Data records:
§ §

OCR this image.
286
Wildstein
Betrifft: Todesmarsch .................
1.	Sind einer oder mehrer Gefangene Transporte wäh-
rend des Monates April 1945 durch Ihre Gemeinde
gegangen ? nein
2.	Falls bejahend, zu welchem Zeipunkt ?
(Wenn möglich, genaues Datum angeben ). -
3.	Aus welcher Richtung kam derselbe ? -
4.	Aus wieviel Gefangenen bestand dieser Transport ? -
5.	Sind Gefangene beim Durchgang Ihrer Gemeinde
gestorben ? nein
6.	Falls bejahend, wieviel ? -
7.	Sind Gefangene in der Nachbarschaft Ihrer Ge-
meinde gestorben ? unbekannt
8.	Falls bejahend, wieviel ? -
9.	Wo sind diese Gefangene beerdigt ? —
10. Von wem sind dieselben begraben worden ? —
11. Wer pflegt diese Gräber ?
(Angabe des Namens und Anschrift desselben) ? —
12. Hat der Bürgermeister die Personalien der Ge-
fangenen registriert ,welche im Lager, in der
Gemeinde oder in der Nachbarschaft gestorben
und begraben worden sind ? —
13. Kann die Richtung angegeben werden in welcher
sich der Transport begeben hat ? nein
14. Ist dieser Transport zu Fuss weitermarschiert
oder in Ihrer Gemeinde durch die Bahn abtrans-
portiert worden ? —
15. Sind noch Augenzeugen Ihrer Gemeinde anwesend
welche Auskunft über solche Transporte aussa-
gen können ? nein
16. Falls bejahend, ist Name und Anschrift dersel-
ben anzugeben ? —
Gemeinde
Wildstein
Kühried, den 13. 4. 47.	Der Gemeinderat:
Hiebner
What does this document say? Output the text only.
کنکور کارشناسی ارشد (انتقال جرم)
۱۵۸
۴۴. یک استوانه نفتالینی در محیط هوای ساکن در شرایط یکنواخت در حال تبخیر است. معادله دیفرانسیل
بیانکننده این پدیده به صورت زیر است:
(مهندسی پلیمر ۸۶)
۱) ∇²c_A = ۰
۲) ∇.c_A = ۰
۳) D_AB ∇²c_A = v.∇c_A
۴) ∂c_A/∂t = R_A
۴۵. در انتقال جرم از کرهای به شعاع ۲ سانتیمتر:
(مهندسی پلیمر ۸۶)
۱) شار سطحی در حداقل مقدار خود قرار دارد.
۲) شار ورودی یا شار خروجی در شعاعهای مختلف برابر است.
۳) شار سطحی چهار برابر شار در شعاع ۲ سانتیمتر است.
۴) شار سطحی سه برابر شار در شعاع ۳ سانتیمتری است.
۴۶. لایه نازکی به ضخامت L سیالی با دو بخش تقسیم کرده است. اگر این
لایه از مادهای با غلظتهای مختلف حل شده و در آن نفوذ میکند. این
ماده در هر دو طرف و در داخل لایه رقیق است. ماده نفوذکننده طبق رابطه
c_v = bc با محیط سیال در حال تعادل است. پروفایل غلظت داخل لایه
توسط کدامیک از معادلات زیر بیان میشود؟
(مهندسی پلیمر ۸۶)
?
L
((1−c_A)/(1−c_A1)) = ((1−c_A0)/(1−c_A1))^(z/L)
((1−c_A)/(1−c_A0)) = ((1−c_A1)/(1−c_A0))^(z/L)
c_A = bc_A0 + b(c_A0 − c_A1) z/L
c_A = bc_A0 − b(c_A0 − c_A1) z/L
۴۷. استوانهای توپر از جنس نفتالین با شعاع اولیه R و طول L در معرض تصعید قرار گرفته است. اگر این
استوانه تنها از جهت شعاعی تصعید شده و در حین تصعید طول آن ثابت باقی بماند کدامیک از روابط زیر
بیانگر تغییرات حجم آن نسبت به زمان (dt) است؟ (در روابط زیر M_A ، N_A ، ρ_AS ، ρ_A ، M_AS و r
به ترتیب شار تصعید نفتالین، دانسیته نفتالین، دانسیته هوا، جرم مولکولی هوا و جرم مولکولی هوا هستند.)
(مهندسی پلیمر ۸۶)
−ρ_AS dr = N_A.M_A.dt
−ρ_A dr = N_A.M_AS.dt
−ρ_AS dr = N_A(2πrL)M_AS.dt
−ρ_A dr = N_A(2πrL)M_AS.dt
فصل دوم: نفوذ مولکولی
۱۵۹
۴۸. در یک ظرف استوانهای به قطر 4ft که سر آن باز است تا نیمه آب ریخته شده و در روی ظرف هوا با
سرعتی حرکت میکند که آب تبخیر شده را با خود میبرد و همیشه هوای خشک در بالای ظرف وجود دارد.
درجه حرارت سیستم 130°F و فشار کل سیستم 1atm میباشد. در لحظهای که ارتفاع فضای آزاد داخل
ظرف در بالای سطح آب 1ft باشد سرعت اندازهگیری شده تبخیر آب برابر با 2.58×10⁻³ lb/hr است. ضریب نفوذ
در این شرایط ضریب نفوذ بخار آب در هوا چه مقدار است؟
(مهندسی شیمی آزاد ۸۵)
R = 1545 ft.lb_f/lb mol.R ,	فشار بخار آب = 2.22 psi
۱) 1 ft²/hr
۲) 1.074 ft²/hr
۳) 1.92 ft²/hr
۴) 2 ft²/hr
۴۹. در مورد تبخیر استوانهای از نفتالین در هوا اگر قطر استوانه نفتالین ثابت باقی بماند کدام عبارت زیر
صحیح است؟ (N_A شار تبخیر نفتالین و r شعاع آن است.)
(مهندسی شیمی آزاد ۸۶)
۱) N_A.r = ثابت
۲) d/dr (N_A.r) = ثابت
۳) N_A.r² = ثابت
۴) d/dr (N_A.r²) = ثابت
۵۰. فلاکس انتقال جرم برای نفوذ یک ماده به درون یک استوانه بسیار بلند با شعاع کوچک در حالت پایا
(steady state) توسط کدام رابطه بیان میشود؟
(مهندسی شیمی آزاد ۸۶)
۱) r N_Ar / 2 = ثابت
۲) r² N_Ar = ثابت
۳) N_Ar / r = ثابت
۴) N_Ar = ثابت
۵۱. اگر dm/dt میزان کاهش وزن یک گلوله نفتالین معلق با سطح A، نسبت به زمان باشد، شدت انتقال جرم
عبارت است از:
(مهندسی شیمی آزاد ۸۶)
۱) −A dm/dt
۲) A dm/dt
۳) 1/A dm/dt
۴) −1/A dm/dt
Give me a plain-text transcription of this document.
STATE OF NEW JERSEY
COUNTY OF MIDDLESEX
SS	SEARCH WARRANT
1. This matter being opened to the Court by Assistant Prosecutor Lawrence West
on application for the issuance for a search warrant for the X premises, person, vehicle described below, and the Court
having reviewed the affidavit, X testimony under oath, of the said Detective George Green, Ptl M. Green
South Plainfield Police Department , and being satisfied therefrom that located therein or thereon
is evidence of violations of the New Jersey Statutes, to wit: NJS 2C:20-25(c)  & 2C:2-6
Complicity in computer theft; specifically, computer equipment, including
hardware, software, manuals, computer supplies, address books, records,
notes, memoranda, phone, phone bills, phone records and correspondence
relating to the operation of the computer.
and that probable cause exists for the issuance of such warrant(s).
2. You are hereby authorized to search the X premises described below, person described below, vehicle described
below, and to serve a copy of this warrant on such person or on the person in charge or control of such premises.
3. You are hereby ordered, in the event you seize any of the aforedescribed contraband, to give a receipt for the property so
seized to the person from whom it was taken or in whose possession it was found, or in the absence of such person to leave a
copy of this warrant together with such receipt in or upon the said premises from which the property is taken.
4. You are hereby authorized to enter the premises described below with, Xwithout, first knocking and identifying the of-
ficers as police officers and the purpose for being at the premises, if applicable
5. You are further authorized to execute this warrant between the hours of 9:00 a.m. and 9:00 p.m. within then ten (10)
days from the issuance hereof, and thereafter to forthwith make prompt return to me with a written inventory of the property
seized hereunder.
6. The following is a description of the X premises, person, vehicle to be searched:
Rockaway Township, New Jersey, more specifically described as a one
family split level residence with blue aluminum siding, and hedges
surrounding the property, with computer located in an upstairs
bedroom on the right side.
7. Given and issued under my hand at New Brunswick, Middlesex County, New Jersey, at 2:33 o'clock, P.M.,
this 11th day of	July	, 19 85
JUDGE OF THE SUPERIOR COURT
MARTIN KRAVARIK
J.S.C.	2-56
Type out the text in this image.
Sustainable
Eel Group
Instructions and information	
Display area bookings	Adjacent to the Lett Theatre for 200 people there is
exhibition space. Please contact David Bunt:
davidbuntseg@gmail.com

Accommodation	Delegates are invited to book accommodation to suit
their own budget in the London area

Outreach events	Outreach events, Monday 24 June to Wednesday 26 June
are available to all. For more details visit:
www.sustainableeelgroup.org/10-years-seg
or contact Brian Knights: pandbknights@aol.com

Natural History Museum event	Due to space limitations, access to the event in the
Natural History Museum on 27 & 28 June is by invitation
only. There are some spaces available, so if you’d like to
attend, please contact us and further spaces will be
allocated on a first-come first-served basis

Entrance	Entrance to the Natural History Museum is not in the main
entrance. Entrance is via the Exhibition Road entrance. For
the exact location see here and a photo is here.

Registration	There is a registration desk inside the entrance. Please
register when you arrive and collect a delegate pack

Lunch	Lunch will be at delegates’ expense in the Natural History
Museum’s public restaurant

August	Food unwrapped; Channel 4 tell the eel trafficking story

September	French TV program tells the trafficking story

§ §

GOAL.
Report each line in the data that holds the word "specifically".

COMPLETED TASK.
Complicity in computer theft; specifically, computer equipment, including
Rockaway Township, New Jersey, more specifically described as a one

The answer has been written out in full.